**Given information:**
┄┄┄┄┄┄

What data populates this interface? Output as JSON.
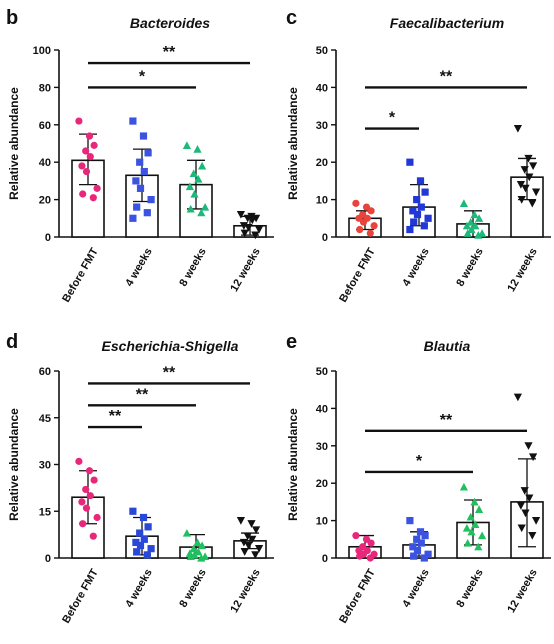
{
  "panels": [
    {
      "chart_data": {
        "type": "bar",
        "panel_label": "b",
        "title": "Bacteroides",
        "ylabel": "Relative abundance",
        "ylim": [
          0,
          100
        ],
        "yticks": [
          0,
          20,
          40,
          60,
          80,
          100
        ],
        "categories": [
          "Before FMT",
          "4 weeks",
          "8 weeks",
          "12 weeks"
        ],
        "means": [
          41,
          33,
          28,
          6
        ],
        "sd_upper": [
          55,
          47,
          41,
          11
        ],
        "sd_lower": [
          28,
          19,
          15,
          1
        ],
        "points": [
          [
            62,
            54,
            49,
            46,
            43,
            38,
            35,
            26,
            23,
            21
          ],
          [
            62,
            54,
            45,
            40,
            35,
            30,
            26,
            20,
            16,
            13,
            10
          ],
          [
            49,
            47,
            38,
            34,
            31,
            27,
            23,
            16,
            15,
            13
          ],
          [
            12,
            11,
            10,
            10,
            9,
            6,
            5,
            4,
            2,
            1
          ]
        ],
        "markers": [
          "circle",
          "square",
          "triangle-up",
          "triangle-down"
        ],
        "colors": [
          "#e8277a",
          "#3b53e0",
          "#1db87a",
          "#111111"
        ],
        "significance": [
          {
            "from": 0,
            "to": 2,
            "y": 80,
            "label": "*"
          },
          {
            "from": 0,
            "to": 3,
            "y": 93,
            "label": "**"
          }
        ]
      }
    },
    {
      "chart_data": {
        "type": "bar",
        "panel_label": "c",
        "title": "Faecalibacterium",
        "ylabel": "Relative abundance",
        "ylim": [
          0,
          50
        ],
        "yticks": [
          0,
          10,
          20,
          30,
          40,
          50
        ],
        "categories": [
          "Before FMT",
          "4 weeks",
          "8 weeks",
          "12 weeks"
        ],
        "means": [
          5,
          8,
          3.5,
          16
        ],
        "sd_upper": [
          7,
          14,
          7,
          21
        ],
        "sd_lower": [
          2,
          3,
          0,
          10
        ],
        "points": [
          [
            9,
            8,
            7,
            6,
            5,
            5,
            4,
            3,
            2,
            1
          ],
          [
            20,
            15,
            12,
            10,
            8,
            7,
            6,
            5,
            4,
            3,
            2
          ],
          [
            9,
            6,
            5,
            4,
            3,
            3,
            2,
            1,
            1,
            0.5
          ],
          [
            29,
            21,
            19,
            18,
            16,
            14,
            13,
            12,
            10,
            9
          ]
        ],
        "markers": [
          "circle",
          "square",
          "triangle-up",
          "triangle-down"
        ],
        "colors": [
          "#e8443d",
          "#2137d8",
          "#1db87a",
          "#111111"
        ],
        "significance": [
          {
            "from": 0,
            "to": 1,
            "y": 29,
            "label": "*"
          },
          {
            "from": 0,
            "to": 3,
            "y": 40,
            "label": "**"
          }
        ]
      }
    },
    {
      "chart_data": {
        "type": "bar",
        "panel_label": "d",
        "title": "Escherichia-Shigella",
        "ylabel": "Relative abundance",
        "ylim": [
          0,
          60
        ],
        "yticks": [
          0,
          15,
          30,
          45,
          60
        ],
        "categories": [
          "Before FMT",
          "4 weeks",
          "8 weeks",
          "12 weeks"
        ],
        "means": [
          19.5,
          7,
          3.5,
          5.5
        ],
        "sd_upper": [
          28,
          13,
          7.5,
          8
        ],
        "sd_lower": [
          11,
          1,
          0,
          3
        ],
        "points": [
          [
            31,
            28,
            25,
            22,
            20,
            18,
            16,
            13,
            11,
            7
          ],
          [
            15,
            13,
            10,
            8,
            6,
            5,
            4,
            3,
            2,
            1
          ],
          [
            8,
            5,
            4,
            3,
            2,
            1.5,
            1,
            0.5,
            0.5,
            0
          ],
          [
            12,
            11,
            9,
            7,
            6,
            5,
            4,
            3,
            2,
            1
          ]
        ],
        "markers": [
          "circle",
          "square",
          "triangle-up",
          "triangle-down"
        ],
        "colors": [
          "#e8277a",
          "#2a48d8",
          "#20c060",
          "#111111"
        ],
        "significance": [
          {
            "from": 0,
            "to": 1,
            "y": 42,
            "label": "**"
          },
          {
            "from": 0,
            "to": 2,
            "y": 49,
            "label": "**"
          },
          {
            "from": 0,
            "to": 3,
            "y": 56,
            "label": "**"
          }
        ]
      }
    },
    {
      "chart_data": {
        "type": "bar",
        "panel_label": "e",
        "title": "Blautia",
        "ylabel": "Relative abundance",
        "ylim": [
          0,
          50
        ],
        "yticks": [
          0,
          10,
          20,
          30,
          40,
          50
        ],
        "categories": [
          "Before FMT",
          "4 weeks",
          "8 weeks",
          "12 weeks"
        ],
        "means": [
          3,
          3.5,
          9.5,
          15
        ],
        "sd_upper": [
          6,
          7,
          15.5,
          26.5
        ],
        "sd_lower": [
          0,
          0.5,
          3.5,
          3
        ],
        "points": [
          [
            6,
            5,
            4,
            3,
            2,
            2,
            1,
            1,
            0.5,
            0
          ],
          [
            10,
            7,
            6,
            5,
            4,
            3,
            2,
            1,
            0.5,
            0
          ],
          [
            19,
            15,
            13,
            11,
            9,
            8,
            7,
            6,
            4,
            3
          ],
          [
            43,
            30,
            27,
            18,
            16,
            14,
            12,
            10,
            8,
            6
          ]
        ],
        "markers": [
          "circle",
          "square",
          "triangle-up",
          "triangle-down"
        ],
        "colors": [
          "#e8277a",
          "#3b53e0",
          "#20c060",
          "#111111"
        ],
        "significance": [
          {
            "from": 0,
            "to": 2,
            "y": 23,
            "label": "*"
          },
          {
            "from": 0,
            "to": 3,
            "y": 34,
            "label": "**"
          }
        ]
      }
    }
  ]
}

┄┄┄┄┄┄

**Directions for this task:** Return the records word for word, leaving every picture out of the copy.

**Written solution:**
What data populates this interface? Output as JSON.
{
  "panels": [
    {
      "chart_data": {
        "type": "bar",
        "panel_label": "b",
        "title": "Bacteroides",
        "ylabel": "Relative abundance",
        "ylim": [
          0,
          100
        ],
        "yticks": [
          0,
          20,
          40,
          60,
          80,
          100
        ],
        "categories": [
          "Before FMT",
          "4 weeks",
          "8 weeks",
          "12 weeks"
        ],
        "means": [
          41,
          33,
          28,
          6
        ],
        "sd_upper": [
          55,
          47,
          41,
          11
        ],
        "sd_lower": [
          28,
          19,
          15,
          1
        ],
        "points": [
          [
            62,
            54,
            49,
            46,
            43,
            38,
            35,
            26,
            23,
            21
          ],
          [
            62,
            54,
            45,
            40,
            35,
            30,
            26,
            20,
            16,
            13,
            10
          ],
          [
            49,
            47,
            38,
            34,
            31,
            27,
            23,
            16,
            15,
            13
          ],
          [
            12,
            11,
            10,
            10,
            9,
            6,
            5,
            4,
            2,
            1
          ]
        ],
        "markers": [
          "circle",
          "square",
          "triangle-up",
          "triangle-down"
        ],
        "colors": [
          "#e8277a",
          "#3b53e0",
          "#1db87a",
          "#111111"
        ],
        "significance": [
          {
            "from": 0,
            "to": 2,
            "y": 80,
            "label": "*"
          },
          {
            "from": 0,
            "to": 3,
            "y": 93,
            "label": "**"
          }
        ]
      }
    },
    {
      "chart_data": {
        "type": "bar",
        "panel_label": "c",
        "title": "Faecalibacterium",
        "ylabel": "Relative abundance",
        "ylim": [
          0,
          50
        ],
        "yticks": [
          0,
          10,
          20,
          30,
          40,
          50
        ],
        "categories": [
          "Before FMT",
          "4 weeks",
          "8 weeks",
          "12 weeks"
        ],
        "means": [
          5,
          8,
          3.5,
          16
        ],
        "sd_upper": [
          7,
          14,
          7,
          21
        ],
        "sd_lower": [
          2,
          3,
          0,
          10
        ],
        "points": [
          [
            9,
            8,
            7,
            6,
            5,
            5,
            4,
            3,
            2,
            1
          ],
          [
            20,
            15,
            12,
            10,
            8,
            7,
            6,
            5,
            4,
            3,
            2
          ],
          [
            9,
            6,
            5,
            4,
            3,
            3,
            2,
            1,
            1,
            0.5
          ],
          [
            29,
            21,
            19,
            18,
            16,
            14,
            13,
            12,
            10,
            9
          ]
        ],
        "markers": [
          "circle",
          "square",
          "triangle-up",
          "triangle-down"
        ],
        "colors": [
          "#e8443d",
          "#2137d8",
          "#1db87a",
          "#111111"
        ],
        "significance": [
          {
            "from": 0,
            "to": 1,
            "y": 29,
            "label": "*"
          },
          {
            "from": 0,
            "to": 3,
            "y": 40,
            "label": "**"
          }
        ]
      }
    },
    {
      "chart_data": {
        "type": "bar",
        "panel_label": "d",
        "title": "Escherichia-Shigella",
        "ylabel": "Relative abundance",
        "ylim": [
          0,
          60
        ],
        "yticks": [
          0,
          15,
          30,
          45,
          60
        ],
        "categories": [
          "Before FMT",
          "4 weeks",
          "8 weeks",
          "12 weeks"
        ],
        "means": [
          19.5,
          7,
          3.5,
          5.5
        ],
        "sd_upper": [
          28,
          13,
          7.5,
          8
        ],
        "sd_lower": [
          11,
          1,
          0,
          3
        ],
        "points": [
          [
            31,
            28,
            25,
            22,
            20,
            18,
            16,
            13,
            11,
            7
          ],
          [
            15,
            13,
            10,
            8,
            6,
            5,
            4,
            3,
            2,
            1
          ],
          [
            8,
            5,
            4,
            3,
            2,
            1.5,
            1,
            0.5,
            0.5,
            0
          ],
          [
            12,
            11,
            9,
            7,
            6,
            5,
            4,
            3,
            2,
            1
          ]
        ],
        "markers": [
          "circle",
          "square",
          "triangle-up",
          "triangle-down"
        ],
        "colors": [
          "#e8277a",
          "#2a48d8",
          "#20c060",
          "#111111"
        ],
        "significance": [
          {
            "from": 0,
            "to": 1,
            "y": 42,
            "label": "**"
          },
          {
            "from": 0,
            "to": 2,
            "y": 49,
            "label": "**"
          },
          {
            "from": 0,
            "to": 3,
            "y": 56,
            "label": "**"
          }
        ]
      }
    },
    {
      "chart_data": {
        "type": "bar",
        "panel_label": "e",
        "title": "Blautia",
        "ylabel": "Relative abundance",
        "ylim": [
          0,
          50
        ],
        "yticks": [
          0,
          10,
          20,
          30,
          40,
          50
        ],
        "categories": [
          "Before FMT",
          "4 weeks",
          "8 weeks",
          "12 weeks"
        ],
        "means": [
          3,
          3.5,
          9.5,
          15
        ],
        "sd_upper": [
          6,
          7,
          15.5,
          26.5
        ],
        "sd_lower": [
          0,
          0.5,
          3.5,
          3
        ],
        "points": [
          [
            6,
            5,
            4,
            3,
            2,
            2,
            1,
            1,
            0.5,
            0
          ],
          [
            10,
            7,
            6,
            5,
            4,
            3,
            2,
            1,
            0.5,
            0
          ],
          [
            19,
            15,
            13,
            11,
            9,
            8,
            7,
            6,
            4,
            3
          ],
          [
            43,
            30,
            27,
            18,
            16,
            14,
            12,
            10,
            8,
            6
          ]
        ],
        "markers": [
          "circle",
          "square",
          "triangle-up",
          "triangle-down"
        ],
        "colors": [
          "#e8277a",
          "#3b53e0",
          "#20c060",
          "#111111"
        ],
        "significance": [
          {
            "from": 0,
            "to": 2,
            "y": 23,
            "label": "*"
          },
          {
            "from": 0,
            "to": 3,
            "y": 34,
            "label": "**"
          }
        ]
      }
    }
  ]
}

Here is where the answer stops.